##### RECORDS SUPPLIED #####

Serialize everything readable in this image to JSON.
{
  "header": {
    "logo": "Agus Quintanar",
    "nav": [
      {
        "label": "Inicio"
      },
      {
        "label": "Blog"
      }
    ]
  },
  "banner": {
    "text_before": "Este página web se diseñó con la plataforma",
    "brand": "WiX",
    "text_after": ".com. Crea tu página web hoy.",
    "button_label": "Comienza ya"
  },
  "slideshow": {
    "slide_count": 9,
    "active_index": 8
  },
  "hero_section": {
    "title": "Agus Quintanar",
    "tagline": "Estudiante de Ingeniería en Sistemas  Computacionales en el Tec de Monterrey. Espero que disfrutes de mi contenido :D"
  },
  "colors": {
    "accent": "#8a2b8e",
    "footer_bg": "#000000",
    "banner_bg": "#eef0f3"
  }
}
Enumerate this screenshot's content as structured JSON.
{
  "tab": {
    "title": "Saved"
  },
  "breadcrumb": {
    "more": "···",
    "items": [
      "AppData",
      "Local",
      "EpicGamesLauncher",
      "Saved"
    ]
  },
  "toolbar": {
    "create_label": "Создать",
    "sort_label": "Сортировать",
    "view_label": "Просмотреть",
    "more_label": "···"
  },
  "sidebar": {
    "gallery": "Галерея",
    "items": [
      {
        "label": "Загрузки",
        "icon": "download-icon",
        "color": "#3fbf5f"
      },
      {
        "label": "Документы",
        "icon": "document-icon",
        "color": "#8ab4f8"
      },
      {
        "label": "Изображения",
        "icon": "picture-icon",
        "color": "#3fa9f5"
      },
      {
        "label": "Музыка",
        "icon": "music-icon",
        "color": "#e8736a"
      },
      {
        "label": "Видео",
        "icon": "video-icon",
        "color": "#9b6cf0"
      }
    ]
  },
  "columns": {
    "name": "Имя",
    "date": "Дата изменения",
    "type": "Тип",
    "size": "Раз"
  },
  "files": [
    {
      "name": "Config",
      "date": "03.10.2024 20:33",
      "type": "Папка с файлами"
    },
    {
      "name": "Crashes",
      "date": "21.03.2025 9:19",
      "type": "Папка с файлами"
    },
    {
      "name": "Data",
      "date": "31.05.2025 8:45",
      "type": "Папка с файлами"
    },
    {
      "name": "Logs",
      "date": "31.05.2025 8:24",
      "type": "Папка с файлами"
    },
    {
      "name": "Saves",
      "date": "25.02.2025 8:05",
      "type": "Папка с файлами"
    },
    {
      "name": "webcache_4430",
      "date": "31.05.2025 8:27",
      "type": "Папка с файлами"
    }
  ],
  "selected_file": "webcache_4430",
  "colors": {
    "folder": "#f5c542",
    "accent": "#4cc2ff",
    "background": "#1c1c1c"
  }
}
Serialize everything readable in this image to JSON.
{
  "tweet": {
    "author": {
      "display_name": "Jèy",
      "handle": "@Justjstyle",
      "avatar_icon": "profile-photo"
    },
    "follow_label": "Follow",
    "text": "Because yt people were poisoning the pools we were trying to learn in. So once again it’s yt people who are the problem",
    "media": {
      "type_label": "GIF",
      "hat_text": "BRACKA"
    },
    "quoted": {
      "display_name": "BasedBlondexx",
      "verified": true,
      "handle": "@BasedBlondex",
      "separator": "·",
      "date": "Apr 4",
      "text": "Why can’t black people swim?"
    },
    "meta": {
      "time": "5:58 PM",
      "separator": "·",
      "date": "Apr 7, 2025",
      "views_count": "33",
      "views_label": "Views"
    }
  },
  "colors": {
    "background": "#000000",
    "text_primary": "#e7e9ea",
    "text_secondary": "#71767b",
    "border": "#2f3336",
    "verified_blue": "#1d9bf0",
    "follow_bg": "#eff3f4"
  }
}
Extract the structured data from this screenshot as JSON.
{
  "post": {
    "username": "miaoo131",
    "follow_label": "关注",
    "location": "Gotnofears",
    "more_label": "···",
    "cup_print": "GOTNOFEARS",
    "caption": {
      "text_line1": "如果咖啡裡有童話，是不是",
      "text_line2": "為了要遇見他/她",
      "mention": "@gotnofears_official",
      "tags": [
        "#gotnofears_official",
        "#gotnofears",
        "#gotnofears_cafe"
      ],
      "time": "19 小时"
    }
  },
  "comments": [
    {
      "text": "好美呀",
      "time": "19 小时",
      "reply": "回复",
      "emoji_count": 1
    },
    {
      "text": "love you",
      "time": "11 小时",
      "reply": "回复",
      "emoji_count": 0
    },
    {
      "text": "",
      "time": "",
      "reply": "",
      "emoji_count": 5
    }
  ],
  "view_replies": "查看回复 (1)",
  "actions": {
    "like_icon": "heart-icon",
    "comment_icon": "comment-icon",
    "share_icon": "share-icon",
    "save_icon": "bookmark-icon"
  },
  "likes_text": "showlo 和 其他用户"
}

#####

- **PROBLEM DESCRIPTION**
Collect the lines of the records that include the string "background".

- **EXERCISE RESULT**
    "background": "#1c1c1c"
    "background": "#000000",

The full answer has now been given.